» **SUPPLIED DATA**:
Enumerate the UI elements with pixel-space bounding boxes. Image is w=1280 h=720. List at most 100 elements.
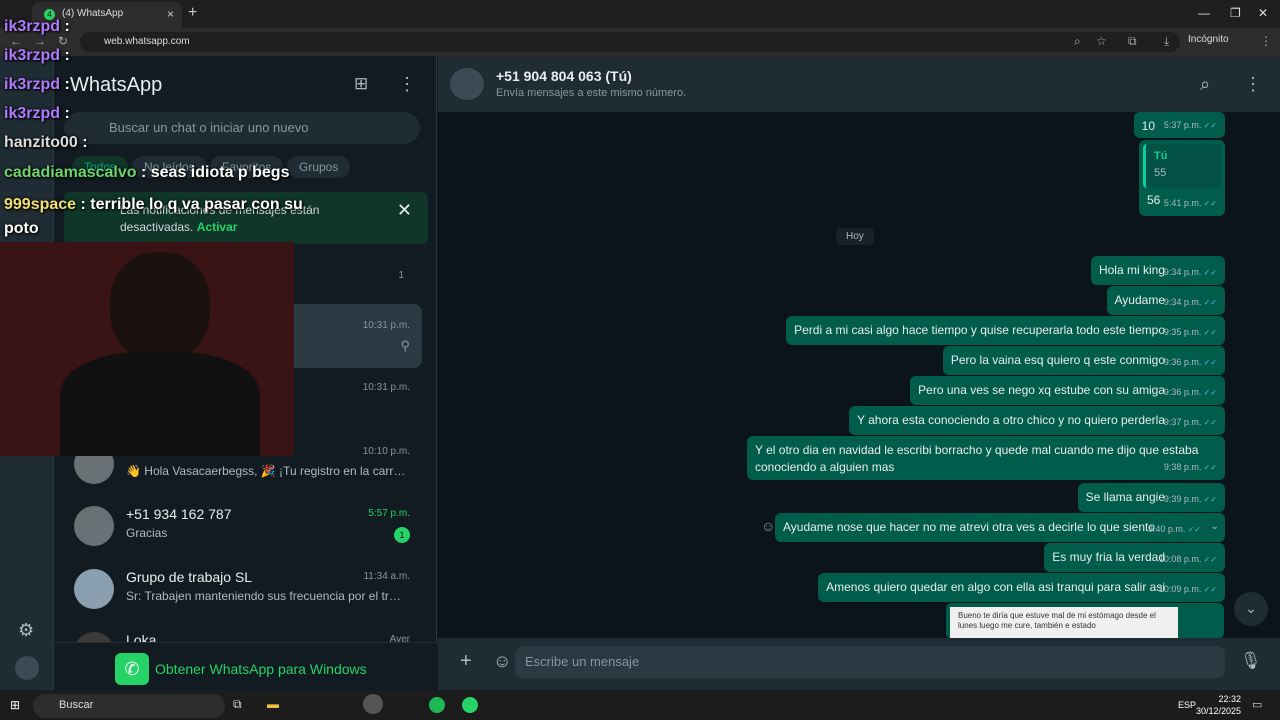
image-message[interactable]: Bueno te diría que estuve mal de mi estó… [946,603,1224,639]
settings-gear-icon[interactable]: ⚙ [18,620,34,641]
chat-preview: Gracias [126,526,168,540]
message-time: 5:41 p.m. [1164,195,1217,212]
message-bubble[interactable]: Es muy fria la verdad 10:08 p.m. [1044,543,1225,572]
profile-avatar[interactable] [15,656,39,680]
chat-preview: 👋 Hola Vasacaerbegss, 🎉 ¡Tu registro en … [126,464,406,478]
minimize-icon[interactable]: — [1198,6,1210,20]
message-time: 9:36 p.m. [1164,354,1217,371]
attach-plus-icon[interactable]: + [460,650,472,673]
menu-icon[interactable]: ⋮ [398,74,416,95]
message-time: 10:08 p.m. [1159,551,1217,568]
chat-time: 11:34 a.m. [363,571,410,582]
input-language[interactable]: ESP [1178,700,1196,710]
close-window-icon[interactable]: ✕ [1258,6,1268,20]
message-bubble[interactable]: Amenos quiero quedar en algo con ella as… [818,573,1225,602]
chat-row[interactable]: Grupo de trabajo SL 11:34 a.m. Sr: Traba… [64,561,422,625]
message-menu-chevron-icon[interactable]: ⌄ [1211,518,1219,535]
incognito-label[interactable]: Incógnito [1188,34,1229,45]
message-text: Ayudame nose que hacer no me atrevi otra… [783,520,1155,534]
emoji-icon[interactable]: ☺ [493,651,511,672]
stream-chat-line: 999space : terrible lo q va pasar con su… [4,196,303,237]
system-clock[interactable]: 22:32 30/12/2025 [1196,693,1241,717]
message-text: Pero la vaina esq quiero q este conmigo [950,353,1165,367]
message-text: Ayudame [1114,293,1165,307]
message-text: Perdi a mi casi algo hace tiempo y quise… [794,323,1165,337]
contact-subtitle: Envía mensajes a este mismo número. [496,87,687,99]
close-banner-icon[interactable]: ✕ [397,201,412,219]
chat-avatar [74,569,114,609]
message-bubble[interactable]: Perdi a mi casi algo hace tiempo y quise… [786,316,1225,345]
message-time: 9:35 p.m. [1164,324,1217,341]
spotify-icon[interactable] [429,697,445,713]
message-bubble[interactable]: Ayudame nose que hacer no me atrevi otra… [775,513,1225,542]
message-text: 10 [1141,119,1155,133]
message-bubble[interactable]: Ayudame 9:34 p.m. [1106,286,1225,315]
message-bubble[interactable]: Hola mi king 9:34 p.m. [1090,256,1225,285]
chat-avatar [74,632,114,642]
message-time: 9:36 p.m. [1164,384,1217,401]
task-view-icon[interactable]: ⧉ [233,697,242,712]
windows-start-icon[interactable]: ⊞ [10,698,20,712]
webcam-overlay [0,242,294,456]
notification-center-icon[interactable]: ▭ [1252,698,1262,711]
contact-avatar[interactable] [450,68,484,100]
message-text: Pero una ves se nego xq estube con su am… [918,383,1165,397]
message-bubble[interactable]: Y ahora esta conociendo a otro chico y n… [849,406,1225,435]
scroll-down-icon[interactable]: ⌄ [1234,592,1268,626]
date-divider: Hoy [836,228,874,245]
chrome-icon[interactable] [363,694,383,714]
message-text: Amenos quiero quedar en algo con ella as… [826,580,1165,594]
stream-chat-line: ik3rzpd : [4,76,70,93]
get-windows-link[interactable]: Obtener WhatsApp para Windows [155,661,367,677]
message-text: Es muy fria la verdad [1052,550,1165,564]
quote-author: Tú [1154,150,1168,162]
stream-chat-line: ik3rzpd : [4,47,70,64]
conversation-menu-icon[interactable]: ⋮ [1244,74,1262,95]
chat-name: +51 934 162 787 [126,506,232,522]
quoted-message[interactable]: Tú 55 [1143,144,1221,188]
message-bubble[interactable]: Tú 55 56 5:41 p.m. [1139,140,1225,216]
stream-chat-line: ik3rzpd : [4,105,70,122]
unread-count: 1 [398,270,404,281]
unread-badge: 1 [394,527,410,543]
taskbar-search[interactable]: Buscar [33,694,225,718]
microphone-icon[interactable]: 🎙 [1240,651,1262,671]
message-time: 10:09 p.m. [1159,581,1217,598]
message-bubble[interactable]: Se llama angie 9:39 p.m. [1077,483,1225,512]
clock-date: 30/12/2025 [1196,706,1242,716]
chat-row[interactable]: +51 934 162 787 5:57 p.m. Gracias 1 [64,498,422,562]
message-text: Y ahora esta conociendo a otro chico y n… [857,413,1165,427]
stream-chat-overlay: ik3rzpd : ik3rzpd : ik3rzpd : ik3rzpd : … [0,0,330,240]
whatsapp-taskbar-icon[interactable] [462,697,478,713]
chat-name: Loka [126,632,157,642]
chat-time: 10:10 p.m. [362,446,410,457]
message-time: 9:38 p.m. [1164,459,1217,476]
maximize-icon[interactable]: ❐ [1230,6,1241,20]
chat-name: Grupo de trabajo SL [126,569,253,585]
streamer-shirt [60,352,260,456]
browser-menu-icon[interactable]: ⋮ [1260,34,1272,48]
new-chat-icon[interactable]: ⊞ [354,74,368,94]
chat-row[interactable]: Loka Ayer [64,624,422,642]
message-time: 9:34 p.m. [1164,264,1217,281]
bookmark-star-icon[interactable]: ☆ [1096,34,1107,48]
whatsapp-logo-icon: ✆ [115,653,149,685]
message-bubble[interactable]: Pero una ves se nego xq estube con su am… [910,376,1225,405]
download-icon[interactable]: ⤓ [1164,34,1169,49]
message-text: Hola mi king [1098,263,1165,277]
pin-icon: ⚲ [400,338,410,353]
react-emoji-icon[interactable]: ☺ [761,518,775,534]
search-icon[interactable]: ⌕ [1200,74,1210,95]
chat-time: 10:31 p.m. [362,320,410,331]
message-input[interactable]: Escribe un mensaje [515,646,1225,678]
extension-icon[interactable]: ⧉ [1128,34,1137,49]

» **WHAT IS ASKED**:
Retype every line of the entry above verbatim, omitting the pictures.

» **OUTPUT OF THE TASK**:
Enumerate the UI elements with pixel-space bounding boxes. Image is w=1280 h=720. List at most 100 elements.
image-message[interactable]: Bueno te diría que estuve mal de mi estó… [946,603,1224,639]
settings-gear-icon[interactable]: ⚙ [18,620,34,641]
chat-preview: Gracias [126,526,168,540]
message-time: 5:41 p.m. [1164,195,1217,212]
message-bubble[interactable]: Es muy fria la verdad 10:08 p.m. [1044,543,1225,572]
profile-avatar[interactable] [15,656,39,680]
chat-preview: 👋 Hola Vasacaerbegss, 🎉 ¡Tu registro en … [126,464,406,478]
minimize-icon[interactable]: — [1198,6,1210,20]
message-time: 9:36 p.m. [1164,354,1217,371]
attach-plus-icon[interactable]: + [460,650,472,673]
menu-icon[interactable]: ⋮ [398,74,416,95]
message-time: 10:08 p.m. [1159,551,1217,568]
chat-time: 11:34 a.m. [363,571,410,582]
input-language[interactable]: ESP [1178,700,1196,710]
close-window-icon[interactable]: ✕ [1258,6,1268,20]
message-bubble[interactable]: Amenos quiero quedar en algo con ella as… [818,573,1225,602]
chat-row[interactable]: Grupo de trabajo SL 11:34 a.m. Sr: Traba… [64,561,422,625]
message-menu-chevron-icon[interactable]: ⌄ [1211,518,1219,535]
incognito-label[interactable]: Incógnito [1188,34,1229,45]
message-text: Ayudame nose que hacer no me atrevi otra… [783,520,1155,534]
emoji-icon[interactable]: ☺ [493,651,511,672]
stream-chat-line: 999space : terrible lo q va pasar con su… [4,196,303,237]
system-clock[interactable]: 22:32 30/12/2025 [1196,693,1241,717]
message-text: Pero la vaina esq quiero q este conmigo [950,353,1165,367]
message-text: Ayudame [1114,293,1165,307]
message-text: Perdi a mi casi algo hace tiempo y quise… [794,323,1165,337]
contact-subtitle: Envía mensajes a este mismo número. [496,87,687,99]
close-banner-icon[interactable]: ✕ [397,201,412,219]
chat-avatar [74,569,114,609]
message-bubble[interactable]: Perdi a mi casi algo hace tiempo y quise… [786,316,1225,345]
message-time: 9:35 p.m. [1164,324,1217,341]
spotify-icon[interactable] [429,697,445,713]
message-bubble[interactable]: Ayudame nose que hacer no me atrevi otra… [775,513,1225,542]
message-text: 10 [1141,119,1155,133]
message-bubble[interactable]: Ayudame 9:34 p.m. [1106,286,1225,315]
message-bubble[interactable]: Hola mi king 9:34 p.m. [1090,256,1225,285]
chat-avatar [74,632,114,642]
message-time: 9:36 p.m. [1164,384,1217,401]
task-view-icon[interactable]: ⧉ [233,697,242,712]
windows-start-icon[interactable]: ⊞ [10,698,20,712]
webcam-overlay [0,242,294,456]
notification-center-icon[interactable]: ▭ [1252,698,1262,711]
contact-avatar[interactable] [450,68,484,100]
message-text: Pero una ves se nego xq estube con su am… [918,383,1165,397]
message-bubble[interactable]: Y ahora esta conociendo a otro chico y n… [849,406,1225,435]
scroll-down-icon[interactable]: ⌄ [1234,592,1268,626]
date-divider: Hoy [836,228,874,245]
chrome-icon[interactable] [363,694,383,714]
message-text: Amenos quiero quedar en algo con ella as… [826,580,1165,594]
stream-chat-line: ik3rzpd : [4,76,70,93]
get-windows-link[interactable]: Obtener WhatsApp para Windows [155,661,367,677]
message-text: Es muy fria la verdad [1052,550,1165,564]
quote-author: Tú [1154,150,1168,162]
stream-chat-line: ik3rzpd : [4,47,70,64]
conversation-menu-icon[interactable]: ⋮ [1244,74,1262,95]
chat-name: +51 934 162 787 [126,506,232,522]
quoted-message[interactable]: Tú 55 [1143,144,1221,188]
message-bubble[interactable]: Tú 55 56 5:41 p.m. [1139,140,1225,216]
stream-chat-line: ik3rzpd : [4,105,70,122]
unread-count: 1 [398,270,404,281]
unread-badge: 1 [394,527,410,543]
taskbar-search[interactable]: Buscar [33,694,225,718]
microphone-icon[interactable]: 🎙 [1240,651,1262,671]
message-time: 10:09 p.m. [1159,581,1217,598]
message-bubble[interactable]: Se llama angie 9:39 p.m. [1077,483,1225,512]
clock-date: 30/12/2025 [1196,706,1242,716]
chat-row[interactable]: +51 934 162 787 5:57 p.m. Gracias 1 [64,498,422,562]
message-text: Y ahora esta conociendo a otro chico y n… [857,413,1165,427]
stream-chat-overlay: ik3rzpd : ik3rzpd : ik3rzpd : ik3rzpd : … [0,0,330,240]
whatsapp-taskbar-icon[interactable] [462,697,478,713]
chat-name: Loka [126,632,157,642]
chat-time: 10:10 p.m. [362,446,410,457]
message-time: 9:38 p.m. [1164,459,1217,476]
maximize-icon[interactable]: ❐ [1230,6,1241,20]
chat-name: Grupo de trabajo SL [126,569,253,585]
streamer-shirt [60,352,260,456]
browser-menu-icon[interactable]: ⋮ [1260,34,1272,48]
new-chat-icon[interactable]: ⊞ [354,74,368,94]
chat-row[interactable]: Loka Ayer [64,624,422,642]
message-time: 9:34 p.m. [1164,264,1217,281]
bookmark-star-icon[interactable]: ☆ [1096,34,1107,48]
whatsapp-logo-icon: ✆ [115,653,149,685]
message-bubble[interactable]: Pero una ves se nego xq estube con su am… [910,376,1225,405]
download-icon[interactable]: ⤓ [1164,34,1169,49]
message-text: Hola mi king [1098,263,1165,277]
pin-icon: ⚲ [400,338,410,353]
react-emoji-icon[interactable]: ☺ [761,518,775,534]
search-icon[interactable]: ⌕ [1200,74,1210,95]
chat-time: 10:31 p.m. [362,320,410,331]
message-input[interactable]: Escribe un mensaje [515,646,1225,678]
extension-icon[interactable]: ⧉ [1128,34,1137,49]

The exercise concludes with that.